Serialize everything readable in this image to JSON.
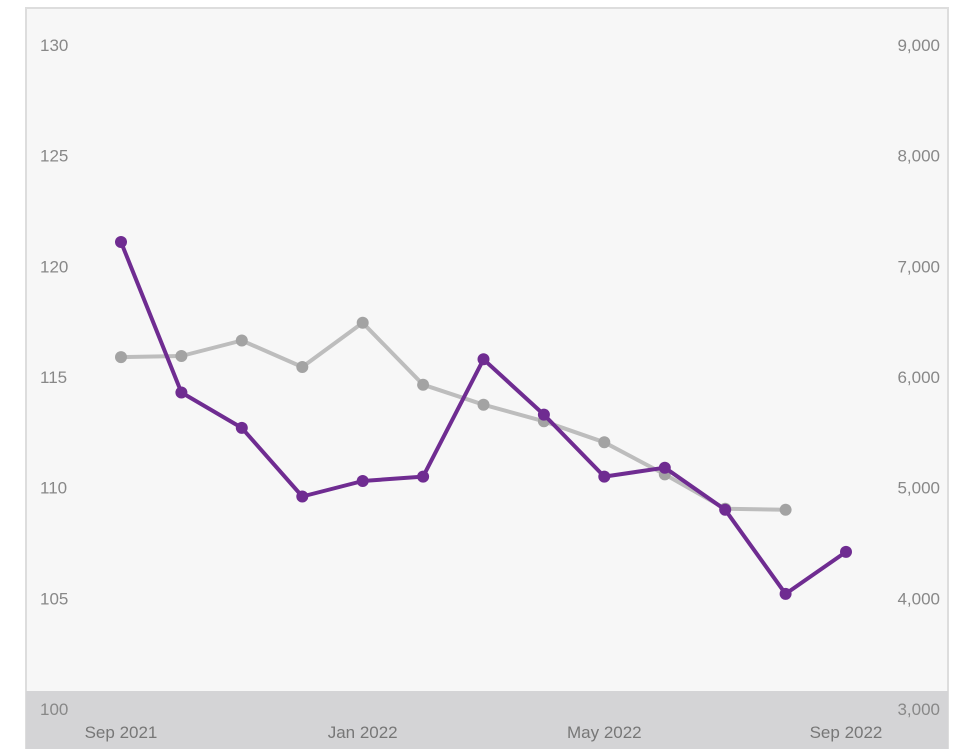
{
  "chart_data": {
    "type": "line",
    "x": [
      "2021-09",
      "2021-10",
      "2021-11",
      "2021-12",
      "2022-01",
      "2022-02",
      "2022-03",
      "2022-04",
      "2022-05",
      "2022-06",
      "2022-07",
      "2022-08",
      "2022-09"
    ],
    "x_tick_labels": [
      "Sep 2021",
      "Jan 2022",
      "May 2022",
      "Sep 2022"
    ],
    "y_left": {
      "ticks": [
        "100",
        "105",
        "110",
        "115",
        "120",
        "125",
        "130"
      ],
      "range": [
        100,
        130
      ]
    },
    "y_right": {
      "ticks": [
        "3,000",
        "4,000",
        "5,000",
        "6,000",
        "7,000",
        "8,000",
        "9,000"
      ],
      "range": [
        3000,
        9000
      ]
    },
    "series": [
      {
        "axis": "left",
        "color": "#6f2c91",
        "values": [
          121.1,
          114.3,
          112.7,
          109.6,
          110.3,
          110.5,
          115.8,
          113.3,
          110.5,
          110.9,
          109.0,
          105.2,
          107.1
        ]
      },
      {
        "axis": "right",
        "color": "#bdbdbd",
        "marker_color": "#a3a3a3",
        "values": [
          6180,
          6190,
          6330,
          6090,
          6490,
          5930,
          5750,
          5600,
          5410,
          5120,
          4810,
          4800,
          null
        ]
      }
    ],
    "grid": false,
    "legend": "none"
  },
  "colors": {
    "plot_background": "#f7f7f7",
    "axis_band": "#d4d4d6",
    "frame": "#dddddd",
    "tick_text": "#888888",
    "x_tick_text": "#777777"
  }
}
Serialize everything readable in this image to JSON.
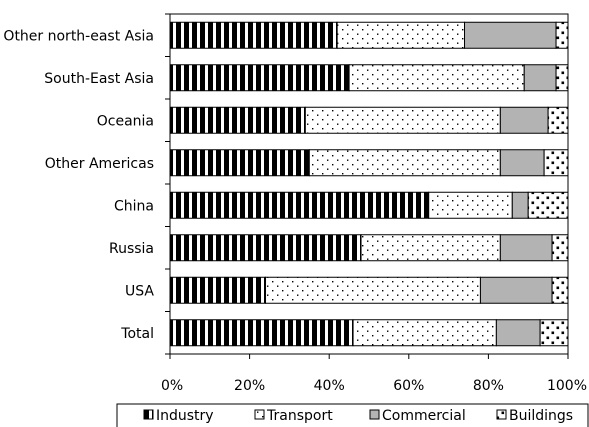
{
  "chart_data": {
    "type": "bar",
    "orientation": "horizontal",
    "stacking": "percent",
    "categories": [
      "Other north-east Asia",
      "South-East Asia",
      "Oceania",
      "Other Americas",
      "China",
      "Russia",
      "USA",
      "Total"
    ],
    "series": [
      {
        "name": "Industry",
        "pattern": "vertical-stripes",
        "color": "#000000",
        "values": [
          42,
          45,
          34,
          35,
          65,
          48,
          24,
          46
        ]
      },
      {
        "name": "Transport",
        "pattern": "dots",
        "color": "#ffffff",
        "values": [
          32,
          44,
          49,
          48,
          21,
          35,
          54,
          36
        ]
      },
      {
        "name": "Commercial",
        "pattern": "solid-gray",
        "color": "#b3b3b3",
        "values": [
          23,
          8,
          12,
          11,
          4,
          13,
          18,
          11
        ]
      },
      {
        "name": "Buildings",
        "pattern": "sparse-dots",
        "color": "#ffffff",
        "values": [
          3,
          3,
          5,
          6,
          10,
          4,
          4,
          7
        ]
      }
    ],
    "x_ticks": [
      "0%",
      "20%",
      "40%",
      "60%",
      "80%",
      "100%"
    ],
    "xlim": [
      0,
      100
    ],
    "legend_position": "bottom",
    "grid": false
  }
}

**WHAT TO PRODUCE:** Using the material above, retype each entry exactly and omit the pictures.

**ANSWER TO THE PROBLEM:**
Serialize everything readable in this image to JSON.
{
  "chart_data": {
    "type": "line",
    "x": [
      "2021-09",
      "2021-10",
      "2021-11",
      "2021-12",
      "2022-01",
      "2022-02",
      "2022-03",
      "2022-04",
      "2022-05",
      "2022-06",
      "2022-07",
      "2022-08",
      "2022-09"
    ],
    "x_tick_labels": [
      "Sep 2021",
      "Jan 2022",
      "May 2022",
      "Sep 2022"
    ],
    "y_left": {
      "ticks": [
        "100",
        "105",
        "110",
        "115",
        "120",
        "125",
        "130"
      ],
      "range": [
        100,
        130
      ]
    },
    "y_right": {
      "ticks": [
        "3,000",
        "4,000",
        "5,000",
        "6,000",
        "7,000",
        "8,000",
        "9,000"
      ],
      "range": [
        3000,
        9000
      ]
    },
    "series": [
      {
        "axis": "left",
        "color": "#6f2c91",
        "values": [
          121.1,
          114.3,
          112.7,
          109.6,
          110.3,
          110.5,
          115.8,
          113.3,
          110.5,
          110.9,
          109.0,
          105.2,
          107.1
        ]
      },
      {
        "axis": "right",
        "color": "#bdbdbd",
        "marker_color": "#a3a3a3",
        "values": [
          6180,
          6190,
          6330,
          6090,
          6490,
          5930,
          5750,
          5600,
          5410,
          5120,
          4810,
          4800,
          null
        ]
      }
    ],
    "grid": false,
    "legend": "none"
  },
  "colors": {
    "plot_background": "#f7f7f7",
    "axis_band": "#d4d4d6",
    "frame": "#dddddd",
    "tick_text": "#888888",
    "x_tick_text": "#777777"
  }
}
Serialize everything readable in this image to JSON.
{
  "chart_data": {
    "type": "bar",
    "orientation": "horizontal",
    "stacking": "percent",
    "categories": [
      "Other north-east Asia",
      "South-East Asia",
      "Oceania",
      "Other Americas",
      "China",
      "Russia",
      "USA",
      "Total"
    ],
    "series": [
      {
        "name": "Industry",
        "pattern": "vertical-stripes",
        "color": "#000000",
        "values": [
          42,
          45,
          34,
          35,
          65,
          48,
          24,
          46
        ]
      },
      {
        "name": "Transport",
        "pattern": "dots",
        "color": "#ffffff",
        "values": [
          32,
          44,
          49,
          48,
          21,
          35,
          54,
          36
        ]
      },
      {
        "name": "Commercial",
        "pattern": "solid-gray",
        "color": "#b3b3b3",
        "values": [
          23,
          8,
          12,
          11,
          4,
          13,
          18,
          11
        ]
      },
      {
        "name": "Buildings",
        "pattern": "sparse-dots",
        "color": "#ffffff",
        "values": [
          3,
          3,
          5,
          6,
          10,
          4,
          4,
          7
        ]
      }
    ],
    "x_ticks": [
      "0%",
      "20%",
      "40%",
      "60%",
      "80%",
      "100%"
    ],
    "xlim": [
      0,
      100
    ],
    "legend_position": "bottom",
    "grid": false
  }
}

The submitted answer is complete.